▶ **THE PROBLEM**:
Locate every line in the items below that contains the string "button", treating uppercase and lowercase as different, and copy each of those lines.

▶ **MATERIAL**:
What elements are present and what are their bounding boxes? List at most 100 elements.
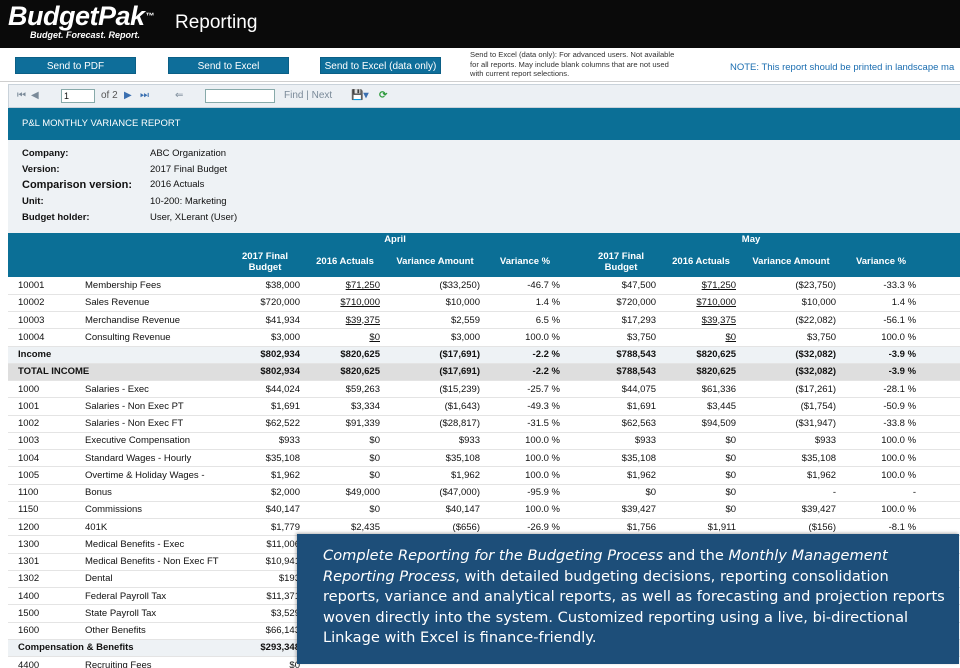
may-budget-cell: $35,108 (581, 449, 662, 468)
april-variance-pct-cell: 100.0 % (485, 328, 566, 347)
april-variance-amount-cell: $10,000 (385, 294, 485, 313)
april-variance-pct-cell: 100.0 % (485, 449, 566, 468)
may-variance-pct-cell: 100.0 % (841, 466, 922, 485)
table-row: 1003 Executive Compensation $933 $0 $933 100.… (8, 432, 960, 451)
send-to-excel-button[interactable]: Send to Excel (168, 57, 289, 74)
may-budget-cell: $62,563 (581, 415, 662, 433)
april-budget-cell: $0 (225, 656, 305, 668)
may-variance-amount-cell: $3,750 (741, 328, 842, 347)
may-variance-amount-cell: - (741, 484, 842, 502)
save-icon[interactable]: 💾▾ (351, 90, 369, 101)
column-gap (565, 294, 582, 313)
refresh-icon[interactable]: ⟳ (379, 90, 388, 101)
column-gap (565, 415, 582, 433)
april-variance-amount-cell: ($17,691) (385, 363, 485, 382)
may-variance-pct-cell: 100.0 % (841, 449, 922, 468)
account-name: State Payroll Tax (80, 604, 225, 623)
april-budget-cell: $44,024 (225, 380, 305, 399)
total-row: TOTAL INCOME $802,934 $820,625 ($17,691) -2.… (8, 363, 960, 382)
may-budget-cell: $3,750 (581, 328, 662, 347)
april-variance-amount-cell: $1,962 (385, 466, 485, 485)
may-variance-pct-cell: -50.9 % (841, 397, 922, 416)
trailing-cell (921, 415, 960, 433)
account-name: Salaries - Non Exec PT (80, 397, 225, 416)
column-gap (565, 466, 582, 485)
account-code: 1200 (8, 518, 80, 537)
trailing-cell (921, 449, 960, 468)
may-actuals-cell[interactable]: $0 (661, 328, 742, 347)
may-budget-cell: $720,000 (581, 294, 662, 313)
account-name: Other Benefits (80, 622, 225, 640)
april-actuals-cell[interactable]: $710,000 (305, 294, 385, 313)
find-next-link[interactable]: Find | Next (284, 90, 333, 101)
may-variance-amount-cell: ($32,082) (741, 346, 842, 364)
find-input[interactable] (205, 89, 275, 103)
trailing-cell (921, 311, 960, 330)
april-actuals-cell[interactable]: $39,375 (305, 311, 385, 330)
april-actuals-cell[interactable]: $71,250 (305, 277, 385, 295)
may-variance-amount-cell: ($23,750) (741, 277, 842, 295)
april-actuals-cell[interactable]: $0 (305, 328, 385, 347)
report-info: Company: ABC Organization Version: 2017 … (8, 140, 960, 233)
trailing-cell (921, 294, 960, 313)
april-variance-amount-cell: ($15,239) (385, 380, 485, 399)
may-actuals-cell[interactable]: $39,375 (661, 311, 742, 330)
column-header-row: 2017 Final Budget 2016 Actuals Variance … (8, 246, 960, 277)
table-row: 10001 Membership Fees $38,000 $71,250 ($33,2… (8, 277, 960, 295)
april-variance-pct-cell: -31.5 % (485, 415, 566, 433)
may-variance-pct-cell: 100.0 % (841, 432, 922, 451)
account-code: 1005 (8, 466, 80, 485)
april-budget-cell: $40,147 (225, 501, 305, 520)
april-budget-cell: $933 (225, 432, 305, 451)
trailing-cell (921, 328, 960, 347)
account-name: Medical Benefits - Exec (80, 535, 225, 554)
april-actuals-cell: $49,000 (305, 484, 385, 502)
april-actuals-cell: $59,263 (305, 380, 385, 399)
may-variance-amount-cell: ($22,082) (741, 311, 842, 330)
page-number-input[interactable]: 1 (61, 89, 95, 103)
table-row: 1005 Overtime & Holiday Wages - $1,962 $0 $1… (8, 466, 960, 485)
month-header-row: April May (8, 233, 960, 246)
may-actuals-cell: $3,445 (661, 397, 742, 416)
send-to-pdf-button[interactable]: Send to PDF (15, 57, 136, 74)
next-page-icon[interactable]: ▶ (124, 90, 132, 101)
april-actuals-cell: $0 (305, 432, 385, 451)
may-actuals-cell[interactable]: $71,250 (661, 277, 742, 295)
may-actuals-cell: $0 (661, 501, 742, 520)
may-budget-cell: $0 (581, 484, 662, 502)
april-budget-cell: $41,934 (225, 311, 305, 330)
first-page-icon[interactable]: ⏮ (17, 90, 26, 101)
account-code: 10001 (8, 277, 80, 295)
april-budget-cell: $38,000 (225, 277, 305, 295)
brand-tagline: Budget. Forecast. Report. (30, 30, 141, 40)
send-to-excel-data-only-button[interactable]: Send to Excel (data only) (320, 57, 441, 74)
april-budget-cell: $11,371 (225, 587, 305, 606)
may-actuals-cell[interactable]: $710,000 (661, 294, 742, 313)
col-variance-pct: Variance % (841, 246, 922, 277)
april-variance-pct-cell: -25.7 % (485, 380, 566, 399)
may-actuals-cell: $0 (661, 432, 742, 451)
account-name: Merchandise Revenue (80, 311, 225, 330)
april-variance-pct-cell: -2.2 % (485, 346, 566, 364)
account-code: 1000 (8, 380, 80, 399)
april-variance-amount-cell: ($47,000) (385, 484, 485, 502)
table-row: 1002 Salaries - Non Exec FT $62,522 $91,339… (8, 415, 960, 433)
may-variance-amount-cell: ($31,947) (741, 415, 842, 433)
account-code: 1400 (8, 587, 80, 606)
april-variance-amount-cell: ($28,817) (385, 415, 485, 433)
col-actuals: 2016 Actuals (305, 246, 385, 277)
last-page-icon[interactable]: ⏭ (140, 90, 149, 101)
account-code: 1004 (8, 449, 80, 468)
report-title: P&L MONTHLY VARIANCE REPORT (8, 108, 960, 140)
column-gap (565, 501, 582, 520)
previous-page-icon[interactable]: ◀ (31, 90, 39, 101)
may-variance-amount-cell: ($17,261) (741, 380, 842, 399)
back-icon[interactable]: ⇐ (175, 90, 184, 101)
month-header-may: May (581, 233, 922, 246)
account-name: Federal Payroll Tax (80, 587, 225, 606)
may-budget-cell: $788,543 (581, 363, 662, 382)
page-count: of 2 (101, 90, 118, 101)
april-budget-cell: $10,941 (225, 553, 305, 571)
april-variance-amount-cell: ($1,643) (385, 397, 485, 416)
april-variance-pct-cell: -95.9 % (485, 484, 566, 502)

▶ **EXERCISE SOLUTION**:
send-to-excel-button[interactable]: Send to Excel (168, 57, 289, 74)
send-to-pdf-button[interactable]: Send to PDF (15, 57, 136, 74)
send-to-excel-data-only-button[interactable]: Send to Excel (data only) (320, 57, 441, 74)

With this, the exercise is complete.